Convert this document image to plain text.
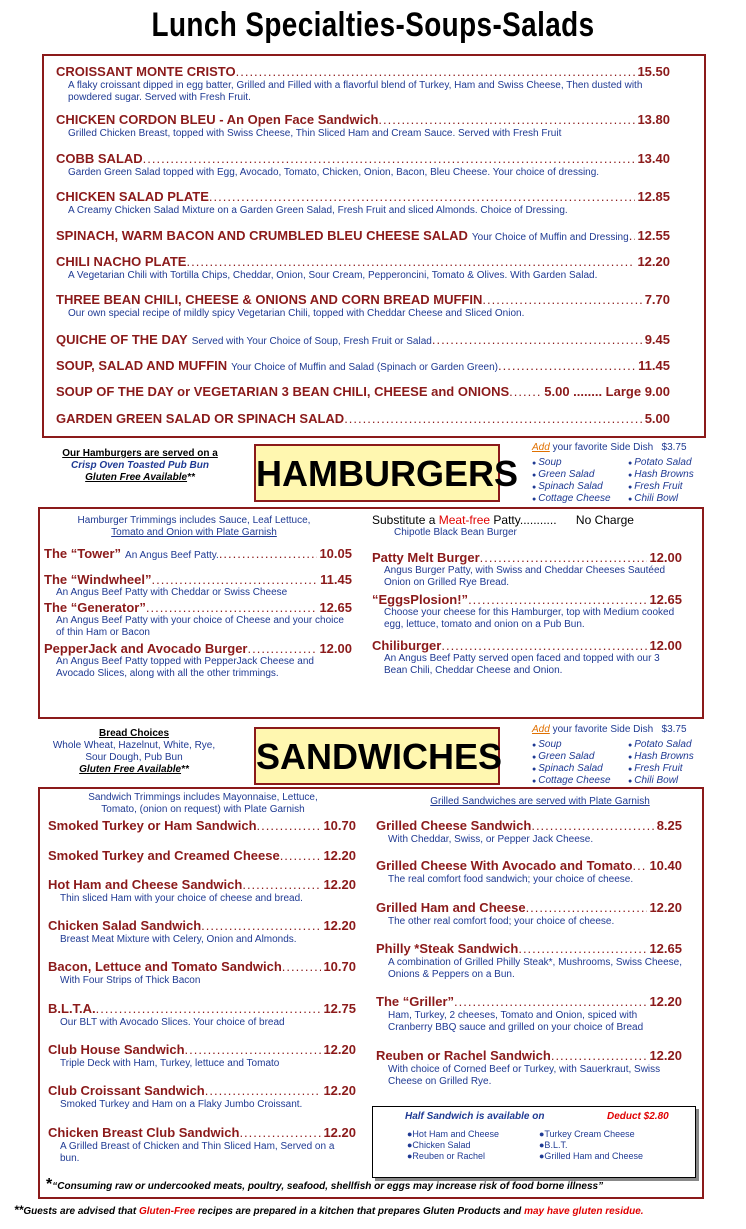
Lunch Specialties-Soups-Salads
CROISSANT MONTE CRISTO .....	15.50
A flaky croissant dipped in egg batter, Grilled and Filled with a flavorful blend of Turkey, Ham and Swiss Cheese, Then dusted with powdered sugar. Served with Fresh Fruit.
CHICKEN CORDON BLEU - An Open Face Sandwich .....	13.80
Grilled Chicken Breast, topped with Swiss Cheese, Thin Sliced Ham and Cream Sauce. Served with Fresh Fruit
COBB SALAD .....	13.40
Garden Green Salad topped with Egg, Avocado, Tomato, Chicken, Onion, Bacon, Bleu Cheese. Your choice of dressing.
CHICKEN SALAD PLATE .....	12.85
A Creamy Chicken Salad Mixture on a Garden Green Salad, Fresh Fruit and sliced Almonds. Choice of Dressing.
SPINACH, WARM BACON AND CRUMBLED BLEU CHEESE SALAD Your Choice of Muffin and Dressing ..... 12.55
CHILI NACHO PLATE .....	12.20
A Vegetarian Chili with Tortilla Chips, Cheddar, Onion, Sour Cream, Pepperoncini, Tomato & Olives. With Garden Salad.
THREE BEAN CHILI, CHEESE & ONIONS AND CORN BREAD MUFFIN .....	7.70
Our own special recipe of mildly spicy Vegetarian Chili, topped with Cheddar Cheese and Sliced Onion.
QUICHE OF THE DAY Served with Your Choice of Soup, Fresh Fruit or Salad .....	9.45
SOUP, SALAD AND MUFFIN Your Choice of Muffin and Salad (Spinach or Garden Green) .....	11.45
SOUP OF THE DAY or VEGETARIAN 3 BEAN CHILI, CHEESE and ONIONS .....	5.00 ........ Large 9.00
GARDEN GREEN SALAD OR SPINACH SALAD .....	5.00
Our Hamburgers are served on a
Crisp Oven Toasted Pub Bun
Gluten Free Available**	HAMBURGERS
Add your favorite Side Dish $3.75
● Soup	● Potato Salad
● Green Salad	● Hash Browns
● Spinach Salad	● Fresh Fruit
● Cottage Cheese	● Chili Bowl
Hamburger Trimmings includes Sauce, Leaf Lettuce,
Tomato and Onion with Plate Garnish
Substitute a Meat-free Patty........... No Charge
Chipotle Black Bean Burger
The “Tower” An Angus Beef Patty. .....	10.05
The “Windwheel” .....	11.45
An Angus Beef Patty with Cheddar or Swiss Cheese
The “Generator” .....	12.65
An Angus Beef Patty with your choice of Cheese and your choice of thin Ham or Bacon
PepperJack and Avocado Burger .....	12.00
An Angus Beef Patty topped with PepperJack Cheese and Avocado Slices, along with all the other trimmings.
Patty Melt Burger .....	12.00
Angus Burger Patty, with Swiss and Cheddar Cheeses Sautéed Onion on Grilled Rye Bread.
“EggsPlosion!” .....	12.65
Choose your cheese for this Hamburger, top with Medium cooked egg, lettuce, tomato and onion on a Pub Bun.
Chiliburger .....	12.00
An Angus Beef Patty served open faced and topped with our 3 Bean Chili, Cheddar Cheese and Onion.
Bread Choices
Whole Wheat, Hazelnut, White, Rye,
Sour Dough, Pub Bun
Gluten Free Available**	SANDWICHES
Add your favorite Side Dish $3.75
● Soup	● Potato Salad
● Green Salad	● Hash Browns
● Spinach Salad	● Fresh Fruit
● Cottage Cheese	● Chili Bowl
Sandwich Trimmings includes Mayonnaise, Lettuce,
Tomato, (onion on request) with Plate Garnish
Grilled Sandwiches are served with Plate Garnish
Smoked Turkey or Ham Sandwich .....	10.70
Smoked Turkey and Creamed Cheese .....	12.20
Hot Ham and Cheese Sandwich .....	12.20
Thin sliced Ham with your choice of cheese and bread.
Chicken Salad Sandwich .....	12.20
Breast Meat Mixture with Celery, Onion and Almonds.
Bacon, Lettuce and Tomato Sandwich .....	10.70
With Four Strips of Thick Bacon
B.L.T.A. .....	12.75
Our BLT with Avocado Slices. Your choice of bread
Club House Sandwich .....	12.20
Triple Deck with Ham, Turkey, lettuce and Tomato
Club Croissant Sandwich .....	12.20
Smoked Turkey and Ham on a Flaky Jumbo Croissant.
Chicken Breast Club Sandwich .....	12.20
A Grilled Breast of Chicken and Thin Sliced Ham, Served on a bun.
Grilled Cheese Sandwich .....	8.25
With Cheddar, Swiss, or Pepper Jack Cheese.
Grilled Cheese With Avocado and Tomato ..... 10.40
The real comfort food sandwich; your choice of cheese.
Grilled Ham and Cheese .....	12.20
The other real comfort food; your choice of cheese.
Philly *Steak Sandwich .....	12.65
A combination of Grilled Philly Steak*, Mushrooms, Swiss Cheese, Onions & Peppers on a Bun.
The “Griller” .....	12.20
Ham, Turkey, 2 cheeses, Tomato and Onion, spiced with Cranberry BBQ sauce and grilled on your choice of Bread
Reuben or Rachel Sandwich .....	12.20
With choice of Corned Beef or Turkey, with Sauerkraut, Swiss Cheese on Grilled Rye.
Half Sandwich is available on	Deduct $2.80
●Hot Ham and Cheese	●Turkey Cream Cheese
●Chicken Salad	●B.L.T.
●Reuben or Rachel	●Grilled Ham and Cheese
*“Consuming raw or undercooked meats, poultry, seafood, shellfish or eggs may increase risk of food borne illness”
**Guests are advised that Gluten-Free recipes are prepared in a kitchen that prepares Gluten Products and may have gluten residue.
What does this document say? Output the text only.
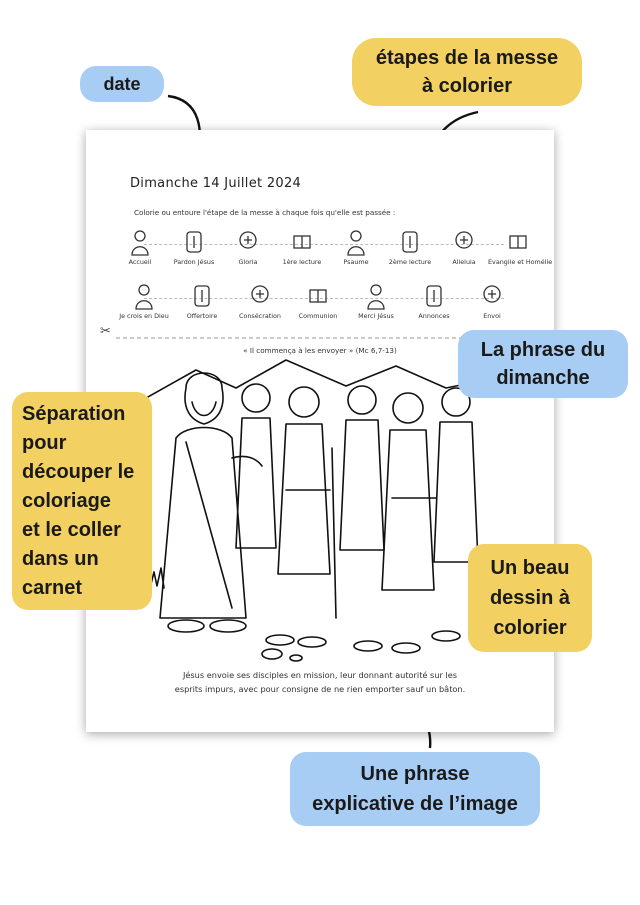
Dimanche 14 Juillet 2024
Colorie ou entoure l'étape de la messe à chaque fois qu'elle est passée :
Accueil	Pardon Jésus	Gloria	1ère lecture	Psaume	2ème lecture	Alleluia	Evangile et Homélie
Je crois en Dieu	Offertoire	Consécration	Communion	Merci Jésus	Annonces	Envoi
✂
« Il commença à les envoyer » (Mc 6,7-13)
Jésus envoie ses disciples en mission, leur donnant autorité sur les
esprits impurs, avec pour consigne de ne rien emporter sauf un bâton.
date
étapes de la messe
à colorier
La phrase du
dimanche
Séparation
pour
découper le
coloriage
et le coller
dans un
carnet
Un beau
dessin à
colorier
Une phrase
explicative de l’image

───

Gather all lines where the word "PepperJack" appears.

PepperJack and Avocado Burger .....	12.00
An Angus Beef Patty topped with PepperJack Cheese and Avocado Slices, along with all the other trimmings.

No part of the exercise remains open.